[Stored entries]
* * * * * * *
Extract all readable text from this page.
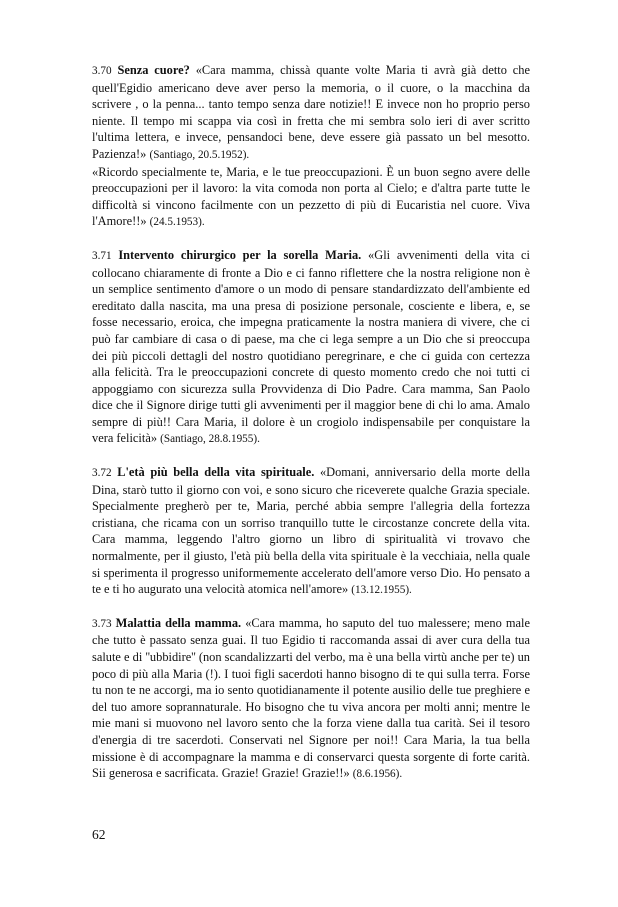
3.70 Senza cuore? «Cara mamma, chissà quante volte Maria ti avrà già detto che quell'Egidio americano deve aver perso la memoria, o il cuore, o la macchina da scrivere , o la penna... tanto tempo senza dare notizie!! E invece non ho proprio perso niente. Il tempo mi scappa via così in fretta che mi sembra solo ieri di aver scritto l'ultima lettera, e invece, pensandoci bene, deve essere già passato un bel mesotto. Pazienza!» (Santiago, 20.5.1952).

«Ricordo specialmente te, Maria, e le tue preoccupazioni. È un buon segno avere delle preoccupazioni per il lavoro: la vita comoda non porta al Cielo; e d'altra parte tutte le difficoltà si vincono facilmente con un pezzetto di più di Eucaristia nel cuore. Viva l'Amore!!» (24.5.1953).

3.71 Intervento chirurgico per la sorella Maria. «Gli avvenimenti della vita ci collocano chiaramente di fronte a Dio e ci fanno riflettere che la nostra religione non è un semplice sentimento d'amore o un modo di pensare standardizzato dell'ambiente ed ereditato dalla nascita, ma una presa di posizione personale, cosciente e libera, e, se fosse necessario, eroica, che impegna praticamente la nostra maniera di vivere, che ci può far cambiare di casa o di paese, ma che ci lega sempre a un Dio che si preoccupa dei più piccoli dettagli del nostro quotidiano peregrinare, e che ci guida con certezza alla felicità. Tra le preoccupazioni concrete di questo momento credo che noi tutti ci appoggiamo con sicurezza sulla Provvidenza di Dio Padre. Cara mamma, San Paolo dice che il Signore dirige tutti gli avvenimenti per il maggior bene di chi lo ama. Amalo sempre di più!! Cara Maria, il dolore è un crogiolo indispensabile per conquistare la vera felicità» (Santiago, 28.8.1955).

3.72 L'età più bella della vita spirituale. «Domani, anniversario della morte della Dina, starò tutto il giorno con voi, e sono sicuro che riceverete qualche Grazia speciale. Specialmente pregherò per te, Maria, perché abbia sempre l'allegria della fortezza cristiana, che ricama con un sorriso tranquillo tutte le circostanze concrete della vita. Cara mamma, leggendo l'altro giorno un libro di spiritualità vi trovavo che normalmente, per il giusto, l'età più bella della vita spirituale è la vecchiaia, nella quale si sperimenta il progresso uniformemente accelerato dell'amore verso Dio. Ho pensato a te e ti ho augurato una velocità atomica nell'amore» (13.12.1955).

3.73 Malattia della mamma. «Cara mamma, ho saputo del tuo malessere; meno male che tutto è passato senza guai. Il tuo Egidio ti raccomanda assai di aver cura della tua salute e di ''ubbidire'' (non scandalizzarti del verbo, ma è una bella virtù anche per te) un poco di più alla Maria (!). I tuoi figli sacerdoti hanno bisogno di te qui sulla terra. Forse tu non te ne accorgi, ma io sento quotidianamente il potente ausilio delle tue preghiere e del tuo amore soprannaturale. Ho bisogno che tu viva ancora per molti anni; mentre le mie mani si muovono nel lavoro sento che la forza viene dalla tua carità. Sei il tesoro d'energia di tre sacerdoti. Conservati nel Signore per noi!! Cara Maria, la tua bella missione è di accompagnare la mamma e di conservarci questa sorgente di forte carità. Sii generosa e sacrificata. Grazie! Grazie! Grazie!!» (8.6.1956).

62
* * * * * * *
What you should do: Wherever a line in the data above holds "delle", copy that line.

Reply:
«Ricordo specialmente te, Maria, e le tue preoccupazioni. È un buon segno avere delle preoccupazioni per il lavoro: la vita comoda non porta al Cielo; e d'altra parte tutte le difficoltà si vincono facilmente con un pezzetto di più di Eucaristia nel cuore. Viva l'Amore!!» (24.5.1953).
3.73 Malattia della mamma. «Cara mamma, ho saputo del tuo malessere; meno male che tutto è passato senza guai. Il tuo Egidio ti raccomanda assai di aver cura della tua salute e di ''ubbidire'' (non scandalizzarti del verbo, ma è una bella virtù anche per te) un poco di più alla Maria (!). I tuoi figli sacerdoti hanno bisogno di te qui sulla terra. Forse tu non te ne accorgi, ma io sento quotidianamente il potente ausilio delle tue preghiere e del tuo amore soprannaturale. Ho bisogno che tu viva ancora per molti anni; mentre le mie mani si muovono nel lavoro sento che la forza viene dalla tua carità. Sei il tesoro d'energia di tre sacerdoti. Conservati nel Signore per noi!! Cara Maria, la tua bella missione è di accompagnare la mamma e di conservarci questa sorgente di forte carità. Sii generosa e sacrificata. Grazie! Grazie! Grazie!!» (8.6.1956).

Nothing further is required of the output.